▶ _Goal_
Work out how many lines in the listing below include the word "ylabel"; answer with the number alone.

▶ _Provided records_
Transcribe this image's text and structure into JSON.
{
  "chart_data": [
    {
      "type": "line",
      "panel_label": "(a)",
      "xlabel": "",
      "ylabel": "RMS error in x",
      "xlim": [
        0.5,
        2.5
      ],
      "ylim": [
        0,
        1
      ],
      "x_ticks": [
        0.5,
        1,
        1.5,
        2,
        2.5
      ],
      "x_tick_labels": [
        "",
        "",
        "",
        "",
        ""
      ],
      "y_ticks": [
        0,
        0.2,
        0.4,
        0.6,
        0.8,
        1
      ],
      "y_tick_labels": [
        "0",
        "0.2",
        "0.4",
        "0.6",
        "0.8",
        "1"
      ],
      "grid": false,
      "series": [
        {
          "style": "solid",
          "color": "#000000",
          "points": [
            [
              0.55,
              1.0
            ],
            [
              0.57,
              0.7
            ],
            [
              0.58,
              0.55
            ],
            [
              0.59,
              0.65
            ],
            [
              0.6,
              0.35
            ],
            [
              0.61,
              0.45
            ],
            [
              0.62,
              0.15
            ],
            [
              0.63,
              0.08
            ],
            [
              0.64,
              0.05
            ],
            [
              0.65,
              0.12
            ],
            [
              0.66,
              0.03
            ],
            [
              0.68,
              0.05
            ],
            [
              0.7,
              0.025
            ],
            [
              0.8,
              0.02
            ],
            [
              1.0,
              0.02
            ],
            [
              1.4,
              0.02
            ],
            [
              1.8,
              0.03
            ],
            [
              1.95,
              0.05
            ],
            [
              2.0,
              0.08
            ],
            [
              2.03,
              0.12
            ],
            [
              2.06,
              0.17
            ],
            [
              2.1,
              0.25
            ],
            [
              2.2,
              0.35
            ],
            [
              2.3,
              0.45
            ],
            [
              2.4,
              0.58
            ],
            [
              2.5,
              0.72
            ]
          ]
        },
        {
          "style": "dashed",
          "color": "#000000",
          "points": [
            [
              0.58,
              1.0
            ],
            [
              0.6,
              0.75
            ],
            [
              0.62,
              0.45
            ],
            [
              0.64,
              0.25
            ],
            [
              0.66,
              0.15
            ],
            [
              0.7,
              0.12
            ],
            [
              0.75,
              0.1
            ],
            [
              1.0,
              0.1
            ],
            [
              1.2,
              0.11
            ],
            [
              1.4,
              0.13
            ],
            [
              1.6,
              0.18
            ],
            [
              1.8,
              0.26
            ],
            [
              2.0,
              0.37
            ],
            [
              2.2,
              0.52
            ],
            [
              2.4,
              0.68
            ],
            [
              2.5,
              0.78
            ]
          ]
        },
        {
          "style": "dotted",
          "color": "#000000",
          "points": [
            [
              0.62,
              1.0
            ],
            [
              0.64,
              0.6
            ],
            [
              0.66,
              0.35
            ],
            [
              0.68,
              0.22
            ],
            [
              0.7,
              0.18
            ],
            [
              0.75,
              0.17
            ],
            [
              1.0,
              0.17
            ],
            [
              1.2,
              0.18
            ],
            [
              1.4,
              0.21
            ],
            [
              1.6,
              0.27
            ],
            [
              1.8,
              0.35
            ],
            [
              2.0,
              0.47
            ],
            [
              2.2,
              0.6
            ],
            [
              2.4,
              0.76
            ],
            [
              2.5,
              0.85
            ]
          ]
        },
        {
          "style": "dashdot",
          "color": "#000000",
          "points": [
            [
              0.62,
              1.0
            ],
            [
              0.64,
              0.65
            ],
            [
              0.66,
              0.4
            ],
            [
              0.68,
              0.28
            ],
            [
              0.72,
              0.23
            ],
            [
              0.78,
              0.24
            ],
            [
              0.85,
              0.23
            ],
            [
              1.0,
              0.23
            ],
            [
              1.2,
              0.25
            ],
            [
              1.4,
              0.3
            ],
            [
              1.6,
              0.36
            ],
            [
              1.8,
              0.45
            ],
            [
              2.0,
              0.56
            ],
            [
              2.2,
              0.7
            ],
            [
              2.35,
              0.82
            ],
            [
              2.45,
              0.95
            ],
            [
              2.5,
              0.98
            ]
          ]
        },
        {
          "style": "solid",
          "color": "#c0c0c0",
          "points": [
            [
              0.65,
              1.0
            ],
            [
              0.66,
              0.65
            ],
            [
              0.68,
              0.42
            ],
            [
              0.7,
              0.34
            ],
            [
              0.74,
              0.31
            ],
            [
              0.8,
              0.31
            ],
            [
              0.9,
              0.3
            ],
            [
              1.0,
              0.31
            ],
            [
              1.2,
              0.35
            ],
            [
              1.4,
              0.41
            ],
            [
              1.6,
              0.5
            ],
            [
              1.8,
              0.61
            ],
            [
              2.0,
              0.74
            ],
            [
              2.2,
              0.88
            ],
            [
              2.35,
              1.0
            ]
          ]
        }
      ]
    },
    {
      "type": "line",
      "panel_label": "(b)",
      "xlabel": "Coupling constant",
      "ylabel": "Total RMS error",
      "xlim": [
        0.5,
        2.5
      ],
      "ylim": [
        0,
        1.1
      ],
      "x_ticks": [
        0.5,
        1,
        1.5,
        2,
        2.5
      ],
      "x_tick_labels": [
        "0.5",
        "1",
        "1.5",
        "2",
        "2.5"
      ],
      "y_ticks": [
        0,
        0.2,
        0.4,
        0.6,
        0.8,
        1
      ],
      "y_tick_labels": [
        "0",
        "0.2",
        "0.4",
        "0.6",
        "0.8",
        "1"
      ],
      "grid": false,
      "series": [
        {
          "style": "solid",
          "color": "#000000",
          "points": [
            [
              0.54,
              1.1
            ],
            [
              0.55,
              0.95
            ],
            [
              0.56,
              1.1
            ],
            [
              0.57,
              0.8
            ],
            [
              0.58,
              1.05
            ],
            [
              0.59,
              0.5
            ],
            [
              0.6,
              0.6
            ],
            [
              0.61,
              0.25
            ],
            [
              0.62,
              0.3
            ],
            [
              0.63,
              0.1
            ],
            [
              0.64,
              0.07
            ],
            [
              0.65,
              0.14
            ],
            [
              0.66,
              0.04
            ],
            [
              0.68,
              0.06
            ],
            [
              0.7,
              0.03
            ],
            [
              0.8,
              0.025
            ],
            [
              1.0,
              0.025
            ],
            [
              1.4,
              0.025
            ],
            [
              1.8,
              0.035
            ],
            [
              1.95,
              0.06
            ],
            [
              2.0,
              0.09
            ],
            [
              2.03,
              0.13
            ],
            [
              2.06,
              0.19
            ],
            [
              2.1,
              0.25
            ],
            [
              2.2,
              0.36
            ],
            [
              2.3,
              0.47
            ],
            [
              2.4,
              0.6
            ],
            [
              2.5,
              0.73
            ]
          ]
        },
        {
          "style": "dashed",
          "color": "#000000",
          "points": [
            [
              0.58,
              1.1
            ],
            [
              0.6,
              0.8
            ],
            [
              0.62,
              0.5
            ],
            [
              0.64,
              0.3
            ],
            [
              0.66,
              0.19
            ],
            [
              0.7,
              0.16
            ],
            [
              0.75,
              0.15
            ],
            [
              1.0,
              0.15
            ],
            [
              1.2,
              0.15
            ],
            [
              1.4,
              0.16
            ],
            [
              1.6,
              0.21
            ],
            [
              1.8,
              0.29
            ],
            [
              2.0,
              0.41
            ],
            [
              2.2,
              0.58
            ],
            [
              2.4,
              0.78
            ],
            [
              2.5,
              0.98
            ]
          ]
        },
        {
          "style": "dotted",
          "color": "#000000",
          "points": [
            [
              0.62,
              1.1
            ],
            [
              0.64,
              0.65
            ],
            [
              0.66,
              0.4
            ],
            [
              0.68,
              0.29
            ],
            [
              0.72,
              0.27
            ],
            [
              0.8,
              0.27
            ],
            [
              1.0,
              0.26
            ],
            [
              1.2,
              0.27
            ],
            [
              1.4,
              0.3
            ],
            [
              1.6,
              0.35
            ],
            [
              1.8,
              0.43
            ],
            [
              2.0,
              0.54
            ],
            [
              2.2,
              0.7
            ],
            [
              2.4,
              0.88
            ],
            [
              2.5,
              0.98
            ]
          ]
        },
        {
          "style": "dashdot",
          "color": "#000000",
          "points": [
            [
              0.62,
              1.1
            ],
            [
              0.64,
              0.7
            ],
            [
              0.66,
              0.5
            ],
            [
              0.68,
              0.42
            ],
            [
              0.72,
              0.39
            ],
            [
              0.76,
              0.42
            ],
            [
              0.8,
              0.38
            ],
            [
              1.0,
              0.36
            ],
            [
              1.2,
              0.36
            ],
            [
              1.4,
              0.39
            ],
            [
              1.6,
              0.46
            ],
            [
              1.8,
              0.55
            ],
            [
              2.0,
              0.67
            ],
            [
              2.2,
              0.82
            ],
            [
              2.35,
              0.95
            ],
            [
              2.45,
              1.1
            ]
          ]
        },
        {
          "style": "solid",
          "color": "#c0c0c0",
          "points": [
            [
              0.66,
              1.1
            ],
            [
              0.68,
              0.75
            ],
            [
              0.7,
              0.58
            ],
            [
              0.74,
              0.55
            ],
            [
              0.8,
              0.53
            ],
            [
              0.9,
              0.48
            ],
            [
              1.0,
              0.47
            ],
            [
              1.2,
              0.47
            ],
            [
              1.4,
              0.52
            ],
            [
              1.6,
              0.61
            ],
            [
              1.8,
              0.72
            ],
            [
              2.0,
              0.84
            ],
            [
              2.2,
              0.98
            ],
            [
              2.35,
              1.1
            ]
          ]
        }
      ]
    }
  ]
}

▶ _Result of the task_
2